(Given instruction):
Transcribe each line of the records below exactly, excluding any embedded images.

(Dataset content):
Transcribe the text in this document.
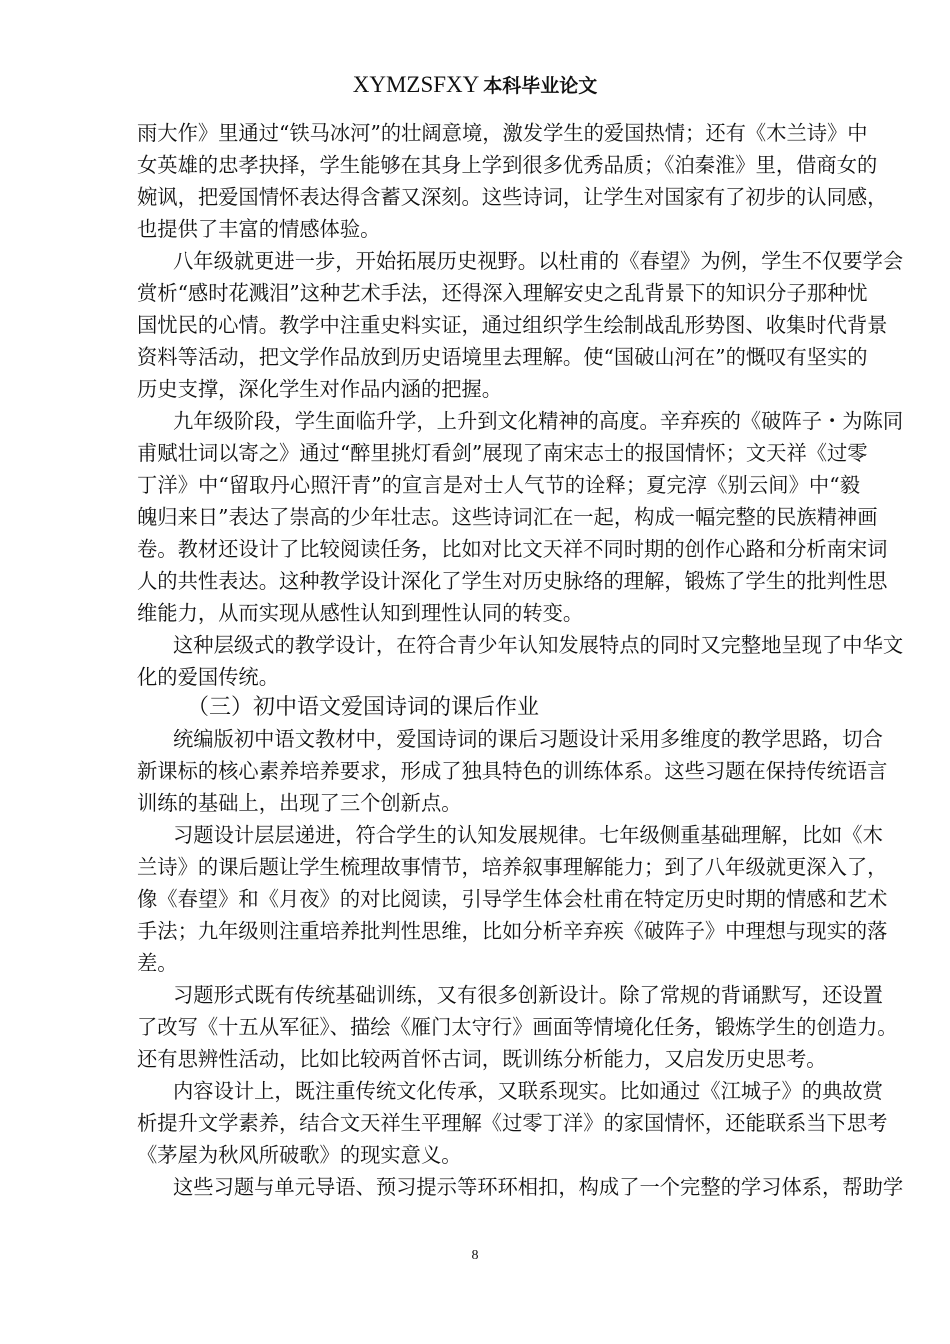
XYMZSFXY 本科毕业论文
雨大作》里通过“铁马冰河”的壮阔意境，激发学生的爱国热情；还有《木兰诗》中
女英雄的忠孝抉择，学生能够在其身上学到很多优秀品质；《泊秦淮》里，借商女的
婉讽，把爱国情怀表达得含蓄又深刻。这些诗词，让学生对国家有了初步的认同感，
也提供了丰富的情感体验。
八年级就更进一步，开始拓展历史视野。以杜甫的《春望》为例，学生不仅要学会
赏析“感时花溅泪”这种艺术手法，还得深入理解安史之乱背景下的知识分子那种忧
国忧民的心情。教学中注重史料实证，通过组织学生绘制战乱形势图、收集时代背景
资料等活动，把文学作品放到历史语境里去理解。使“国破山河在”的慨叹有坚实的
历史支撑，深化学生对作品内涵的把握。
九年级阶段，学生面临升学，上升到文化精神的高度。辛弃疾的《破阵子・为陈同
甫赋壮词以寄之》通过“醉里挑灯看剑”展现了南宋志士的报国情怀；文天祥《过零
丁洋》中“留取丹心照汗青”的宣言是对士人气节的诠释；夏完淳《别云间》中“毅
魄归来日”表达了崇高的少年壮志。这些诗词汇在一起，构成一幅完整的民族精神画
卷。教材还设计了比较阅读任务，比如对比文天祥不同时期的创作心路和分析南宋词
人的共性表达。这种教学设计深化了学生对历史脉络的理解，锻炼了学生的批判性思
维能力，从而实现从感性认知到理性认同的转变。
这种层级式的教学设计，在符合青少年认知发展特点的同时又完整地呈现了中华文
化的爱国传统。
（三）初中语文爱国诗词的课后作业
统编版初中语文教材中，爱国诗词的课后习题设计采用多维度的教学思路，切合
新课标的核心素养培养要求，形成了独具特色的训练体系。这些习题在保持传统语言
训练的基础上，出现了三个创新点。
习题设计层层递进，符合学生的认知发展规律。七年级侧重基础理解，比如《木
兰诗》的课后题让学生梳理故事情节，培养叙事理解能力；到了八年级就更深入了，
像《春望》和《月夜》的对比阅读，引导学生体会杜甫在特定历史时期的情感和艺术
手法；九年级则注重培养批判性思维，比如分析辛弃疾《破阵子》中理想与现实的落
差。
习题形式既有传统基础训练，又有很多创新设计。除了常规的背诵默写，还设置
了改写《十五从军征》、描绘《雁门太守行》画面等情境化任务，锻炼学生的创造力。
还有思辨性活动，比如比较两首怀古词，既训练分析能力，又启发历史思考。
内容设计上，既注重传统文化传承，又联系现实。比如通过《江城子》的典故赏
析提升文学素养，结合文天祥生平理解《过零丁洋》的家国情怀，还能联系当下思考
《茅屋为秋风所破歌》的现实意义。
这些习题与单元导语、预习提示等环环相扣，构成了一个完整的学习体系，帮助学
8
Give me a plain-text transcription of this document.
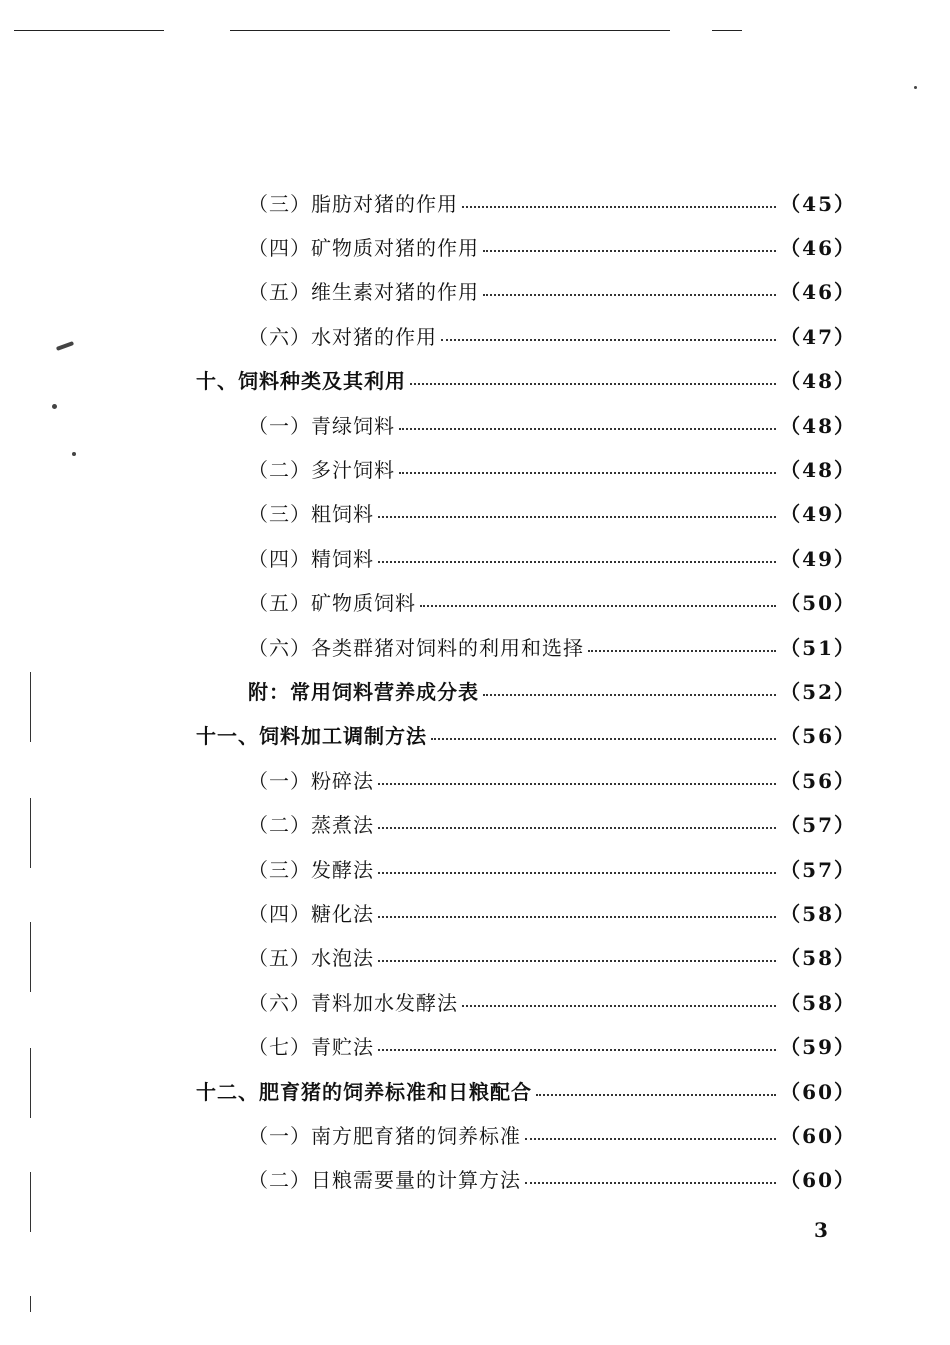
（三）脂肪对猪的作用	（45）
（四）矿物质对猪的作用	（46）
（五）维生素对猪的作用	（46）
（六）水对猪的作用	（47）
十、饲料种类及其利用	（48）
（一）青绿饲料	（48）
（二）多汁饲料	（48）
（三）粗饲料	（49）
（四）精饲料	（49）
（五）矿物质饲料	（50）
（六）各类群猪对饲料的利用和选择	（51）
附：常用饲料营养成分表	（52）
十一、饲料加工调制方法	（56）
（一）粉碎法	（56）
（二）蒸煮法	（57）
（三）发酵法	（57）
（四）糖化法	（58）
（五）水泡法	（58）
（六）青料加水发酵法	（58）
（七）青贮法	（59）
十二、肥育猪的饲养标准和日粮配合	（60）
（一）南方肥育猪的饲养标准	（60）
（二）日粮需要量的计算方法	（60）
3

(Written response):
Transcribe the text in this document.
XYMZSFXY 本科毕业论文
雨大作》里通过“铁马冰河”的壮阔意境，激发学生的爱国热情；还有《木兰诗》中
女英雄的忠孝抉择，学生能够在其身上学到很多优秀品质；《泊秦淮》里，借商女的
婉讽，把爱国情怀表达得含蓄又深刻。这些诗词，让学生对国家有了初步的认同感，
也提供了丰富的情感体验。
八年级就更进一步，开始拓展历史视野。以杜甫的《春望》为例，学生不仅要学会
赏析“感时花溅泪”这种艺术手法，还得深入理解安史之乱背景下的知识分子那种忧
国忧民的心情。教学中注重史料实证，通过组织学生绘制战乱形势图、收集时代背景
资料等活动，把文学作品放到历史语境里去理解。使“国破山河在”的慨叹有坚实的
历史支撑，深化学生对作品内涵的把握。
九年级阶段，学生面临升学，上升到文化精神的高度。辛弃疾的《破阵子・为陈同
甫赋壮词以寄之》通过“醉里挑灯看剑”展现了南宋志士的报国情怀；文天祥《过零
丁洋》中“留取丹心照汗青”的宣言是对士人气节的诠释；夏完淳《别云间》中“毅
魄归来日”表达了崇高的少年壮志。这些诗词汇在一起，构成一幅完整的民族精神画
卷。教材还设计了比较阅读任务，比如对比文天祥不同时期的创作心路和分析南宋词
人的共性表达。这种教学设计深化了学生对历史脉络的理解，锻炼了学生的批判性思
维能力，从而实现从感性认知到理性认同的转变。
这种层级式的教学设计，在符合青少年认知发展特点的同时又完整地呈现了中华文
化的爱国传统。
（三）初中语文爱国诗词的课后作业
统编版初中语文教材中，爱国诗词的课后习题设计采用多维度的教学思路，切合
新课标的核心素养培养要求，形成了独具特色的训练体系。这些习题在保持传统语言
训练的基础上，出现了三个创新点。
习题设计层层递进，符合学生的认知发展规律。七年级侧重基础理解，比如《木
兰诗》的课后题让学生梳理故事情节，培养叙事理解能力；到了八年级就更深入了，
像《春望》和《月夜》的对比阅读，引导学生体会杜甫在特定历史时期的情感和艺术
手法；九年级则注重培养批判性思维，比如分析辛弃疾《破阵子》中理想与现实的落
差。
习题形式既有传统基础训练，又有很多创新设计。除了常规的背诵默写，还设置
了改写《十五从军征》、描绘《雁门太守行》画面等情境化任务，锻炼学生的创造力。
还有思辨性活动，比如比较两首怀古词，既训练分析能力，又启发历史思考。
内容设计上，既注重传统文化传承，又联系现实。比如通过《江城子》的典故赏
析提升文学素养，结合文天祥生平理解《过零丁洋》的家国情怀，还能联系当下思考
《茅屋为秋风所破歌》的现实意义。
这些习题与单元导语、预习提示等环环相扣，构成了一个完整的学习体系，帮助学
8
Give me a plain-text transcription of this document.
（三）脂肪对猪的作用	（45）
（四）矿物质对猪的作用	（46）
（五）维生素对猪的作用	（46）
（六）水对猪的作用	（47）
十、饲料种类及其利用	（48）
（一）青绿饲料	（48）
（二）多汁饲料	（48）
（三）粗饲料	（49）
（四）精饲料	（49）
（五）矿物质饲料	（50）
（六）各类群猪对饲料的利用和选择	（51）
附：常用饲料营养成分表	（52）
十一、饲料加工调制方法	（56）
（一）粉碎法	（56）
（二）蒸煮法	（57）
（三）发酵法	（57）
（四）糖化法	（58）
（五）水泡法	（58）
（六）青料加水发酵法	（58）
（七）青贮法	（59）
十二、肥育猪的饲养标准和日粮配合	（60）
（一）南方肥育猪的饲养标准	（60）
（二）日粮需要量的计算方法	（60）
3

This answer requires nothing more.